The records that follow must be repeated verbatim, every one of them.
[Supplied records start]
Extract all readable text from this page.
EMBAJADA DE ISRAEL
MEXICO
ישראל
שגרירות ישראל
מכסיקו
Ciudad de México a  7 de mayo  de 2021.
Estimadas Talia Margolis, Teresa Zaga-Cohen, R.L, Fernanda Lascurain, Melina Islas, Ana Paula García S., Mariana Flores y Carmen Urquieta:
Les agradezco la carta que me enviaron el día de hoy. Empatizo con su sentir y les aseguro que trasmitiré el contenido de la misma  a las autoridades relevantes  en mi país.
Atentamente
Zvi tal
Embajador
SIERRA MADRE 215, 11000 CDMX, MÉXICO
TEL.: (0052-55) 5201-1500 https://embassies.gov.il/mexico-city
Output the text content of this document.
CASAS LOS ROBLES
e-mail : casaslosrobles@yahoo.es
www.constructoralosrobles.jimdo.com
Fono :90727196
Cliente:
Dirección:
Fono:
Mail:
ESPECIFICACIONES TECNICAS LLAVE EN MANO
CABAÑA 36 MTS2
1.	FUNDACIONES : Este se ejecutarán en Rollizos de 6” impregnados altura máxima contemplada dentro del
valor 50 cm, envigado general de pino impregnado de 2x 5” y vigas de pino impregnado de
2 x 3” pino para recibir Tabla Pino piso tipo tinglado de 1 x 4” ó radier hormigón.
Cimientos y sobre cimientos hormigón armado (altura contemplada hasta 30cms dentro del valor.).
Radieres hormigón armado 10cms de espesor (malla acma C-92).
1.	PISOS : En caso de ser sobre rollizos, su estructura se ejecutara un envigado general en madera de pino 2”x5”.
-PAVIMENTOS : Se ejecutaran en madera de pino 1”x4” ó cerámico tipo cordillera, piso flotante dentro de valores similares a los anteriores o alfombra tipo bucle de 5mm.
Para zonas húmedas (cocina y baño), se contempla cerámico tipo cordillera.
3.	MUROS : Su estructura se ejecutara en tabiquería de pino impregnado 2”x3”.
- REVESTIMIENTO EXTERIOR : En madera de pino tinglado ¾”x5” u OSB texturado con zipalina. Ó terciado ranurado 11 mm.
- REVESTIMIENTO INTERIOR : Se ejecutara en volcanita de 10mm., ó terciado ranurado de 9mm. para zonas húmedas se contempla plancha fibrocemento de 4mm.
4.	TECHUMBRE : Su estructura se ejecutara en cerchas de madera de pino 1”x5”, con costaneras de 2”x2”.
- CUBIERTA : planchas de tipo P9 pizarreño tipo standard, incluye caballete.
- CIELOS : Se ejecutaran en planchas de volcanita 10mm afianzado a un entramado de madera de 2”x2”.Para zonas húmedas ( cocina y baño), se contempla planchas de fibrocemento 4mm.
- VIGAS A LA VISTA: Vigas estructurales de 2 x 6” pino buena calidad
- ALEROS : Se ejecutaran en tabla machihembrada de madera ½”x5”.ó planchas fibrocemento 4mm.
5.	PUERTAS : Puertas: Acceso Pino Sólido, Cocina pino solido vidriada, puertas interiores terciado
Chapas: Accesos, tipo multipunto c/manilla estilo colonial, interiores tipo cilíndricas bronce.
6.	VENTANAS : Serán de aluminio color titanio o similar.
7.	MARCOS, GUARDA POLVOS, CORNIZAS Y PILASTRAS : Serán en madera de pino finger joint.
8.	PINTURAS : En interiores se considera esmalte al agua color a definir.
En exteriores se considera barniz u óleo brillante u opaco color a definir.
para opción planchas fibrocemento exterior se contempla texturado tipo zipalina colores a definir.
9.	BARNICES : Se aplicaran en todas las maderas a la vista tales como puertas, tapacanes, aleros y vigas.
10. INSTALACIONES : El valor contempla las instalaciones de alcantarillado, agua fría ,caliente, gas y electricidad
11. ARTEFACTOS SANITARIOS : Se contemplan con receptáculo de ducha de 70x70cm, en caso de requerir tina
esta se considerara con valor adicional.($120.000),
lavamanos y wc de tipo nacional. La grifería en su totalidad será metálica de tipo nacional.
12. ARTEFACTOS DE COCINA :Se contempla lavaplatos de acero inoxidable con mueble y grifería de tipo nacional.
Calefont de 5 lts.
[Supplied records end]
§ Result for this task
Extract all readable text from this page.
EMBAJADA DE ISRAEL
MEXICO
ישראל
שגרירות ישראל
מכסיקו
Ciudad de México a  7 de mayo  de 2021.
Estimadas Talia Margolis, Teresa Zaga-Cohen, R.L, Fernanda Lascurain, Melina Islas, Ana Paula García S., Mariana Flores y Carmen Urquieta:
Les agradezco la carta que me enviaron el día de hoy. Empatizo con su sentir y les aseguro que trasmitiré el contenido de la misma  a las autoridades relevantes  en mi país.
Atentamente
Zvi tal
Embajador
SIERRA MADRE 215, 11000 CDMX, MÉXICO
TEL.: (0052-55) 5201-1500 https://embassies.gov.il/mexico-city
Output the text content of this document.
CASAS LOS ROBLES
e-mail : casaslosrobles@yahoo.es
www.constructoralosrobles.jimdo.com
Fono :90727196
Cliente:
Dirección:
Fono:
Mail:
ESPECIFICACIONES TECNICAS LLAVE EN MANO
CABAÑA 36 MTS2
1.	FUNDACIONES : Este se ejecutarán en Rollizos de 6” impregnados altura máxima contemplada dentro del
valor 50 cm, envigado general de pino impregnado de 2x 5” y vigas de pino impregnado de
2 x 3” pino para recibir Tabla Pino piso tipo tinglado de 1 x 4” ó radier hormigón.
Cimientos y sobre cimientos hormigón armado (altura contemplada hasta 30cms dentro del valor.).
Radieres hormigón armado 10cms de espesor (malla acma C-92).
1.	PISOS : En caso de ser sobre rollizos, su estructura se ejecutara un envigado general en madera de pino 2”x5”.
-PAVIMENTOS : Se ejecutaran en madera de pino 1”x4” ó cerámico tipo cordillera, piso flotante dentro de valores similares a los anteriores o alfombra tipo bucle de 5mm.
Para zonas húmedas (cocina y baño), se contempla cerámico tipo cordillera.
3.	MUROS : Su estructura se ejecutara en tabiquería de pino impregnado 2”x3”.
- REVESTIMIENTO EXTERIOR : En madera de pino tinglado ¾”x5” u OSB texturado con zipalina. Ó terciado ranurado 11 mm.
- REVESTIMIENTO INTERIOR : Se ejecutara en volcanita de 10mm., ó terciado ranurado de 9mm. para zonas húmedas se contempla plancha fibrocemento de 4mm.
4.	TECHUMBRE : Su estructura se ejecutara en cerchas de madera de pino 1”x5”, con costaneras de 2”x2”.
- CUBIERTA : planchas de tipo P9 pizarreño tipo standard, incluye caballete.
- CIELOS : Se ejecutaran en planchas de volcanita 10mm afianzado a un entramado de madera de 2”x2”.Para zonas húmedas ( cocina y baño), se contempla planchas de fibrocemento 4mm.
- VIGAS A LA VISTA: Vigas estructurales de 2 x 6” pino buena calidad
- ALEROS : Se ejecutaran en tabla machihembrada de madera ½”x5”.ó planchas fibrocemento 4mm.
5.	PUERTAS : Puertas: Acceso Pino Sólido, Cocina pino solido vidriada, puertas interiores terciado
Chapas: Accesos, tipo multipunto c/manilla estilo colonial, interiores tipo cilíndricas bronce.
6.	VENTANAS : Serán de aluminio color titanio o similar.
7.	MARCOS, GUARDA POLVOS, CORNIZAS Y PILASTRAS : Serán en madera de pino finger joint.
8.	PINTURAS : En interiores se considera esmalte al agua color a definir.
En exteriores se considera barniz u óleo brillante u opaco color a definir.
para opción planchas fibrocemento exterior se contempla texturado tipo zipalina colores a definir.
9.	BARNICES : Se aplicaran en todas las maderas a la vista tales como puertas, tapacanes, aleros y vigas.
10. INSTALACIONES : El valor contempla las instalaciones de alcantarillado, agua fría ,caliente, gas y electricidad
11. ARTEFACTOS SANITARIOS : Se contemplan con receptáculo de ducha de 70x70cm, en caso de requerir tina
esta se considerara con valor adicional.($120.000),
lavamanos y wc de tipo nacional. La grifería en su totalidad será metálica de tipo nacional.
12. ARTEFACTOS DE COCINA :Se contempla lavaplatos de acero inoxidable con mueble y grifería de tipo nacional.
Calefont de 5 lts.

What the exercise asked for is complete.